WHAT IS REQUIRED - In the entries below, find the line containing "Read all visible content and emit it as JSON.". Copy it and all lines after it, exactly, through the end.
%%
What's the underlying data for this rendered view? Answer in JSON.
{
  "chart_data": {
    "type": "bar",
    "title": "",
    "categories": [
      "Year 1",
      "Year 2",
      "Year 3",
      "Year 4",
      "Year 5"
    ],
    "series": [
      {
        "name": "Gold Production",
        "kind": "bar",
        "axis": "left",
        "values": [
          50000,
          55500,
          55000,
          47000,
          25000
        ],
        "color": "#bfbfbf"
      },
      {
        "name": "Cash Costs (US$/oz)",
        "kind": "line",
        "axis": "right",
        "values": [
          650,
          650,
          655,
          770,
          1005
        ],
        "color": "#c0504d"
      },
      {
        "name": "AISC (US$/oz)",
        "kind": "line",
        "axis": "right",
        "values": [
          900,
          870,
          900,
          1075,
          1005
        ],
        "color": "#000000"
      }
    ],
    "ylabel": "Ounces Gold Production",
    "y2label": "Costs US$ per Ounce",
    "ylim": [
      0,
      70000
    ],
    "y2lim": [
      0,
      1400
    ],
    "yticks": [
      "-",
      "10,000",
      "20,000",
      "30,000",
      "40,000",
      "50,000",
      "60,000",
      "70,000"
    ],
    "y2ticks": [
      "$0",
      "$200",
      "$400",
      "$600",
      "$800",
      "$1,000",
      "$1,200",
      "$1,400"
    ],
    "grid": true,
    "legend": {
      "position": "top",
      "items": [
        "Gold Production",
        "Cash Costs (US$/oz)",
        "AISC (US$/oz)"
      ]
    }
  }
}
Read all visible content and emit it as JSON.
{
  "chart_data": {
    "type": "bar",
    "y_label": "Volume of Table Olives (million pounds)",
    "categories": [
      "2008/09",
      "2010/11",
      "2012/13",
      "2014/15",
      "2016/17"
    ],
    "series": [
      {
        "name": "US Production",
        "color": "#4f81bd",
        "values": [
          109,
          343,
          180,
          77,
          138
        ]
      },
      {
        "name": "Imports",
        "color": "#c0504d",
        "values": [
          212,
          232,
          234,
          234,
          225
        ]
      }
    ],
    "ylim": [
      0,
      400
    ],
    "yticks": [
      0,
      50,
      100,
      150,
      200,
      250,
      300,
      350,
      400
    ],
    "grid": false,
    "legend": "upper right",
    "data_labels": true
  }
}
%%
TASK OUTPUT -
Read all visible content and emit it as JSON.
{
  "chart_data": {
    "type": "bar",
    "y_label": "Volume of Table Olives (million pounds)",
    "categories": [
      "2008/09",
      "2010/11",
      "2012/13",
      "2014/15",
      "2016/17"
    ],
    "series": [
      {
        "name": "US Production",
        "color": "#4f81bd",
        "values": [
          109,
          343,
          180,
          77,
          138
        ]
      },
      {
        "name": "Imports",
        "color": "#c0504d",
        "values": [
          212,
          232,
          234,
          234,
          225
        ]
      }
    ],
    "ylim": [
      0,
      400
    ],
    "yticks": [
      0,
      50,
      100,
      150,
      200,
      250,
      300,
      350,
      400
    ],
    "grid": false,
    "legend": "upper right",
    "data_labels": true
  }
}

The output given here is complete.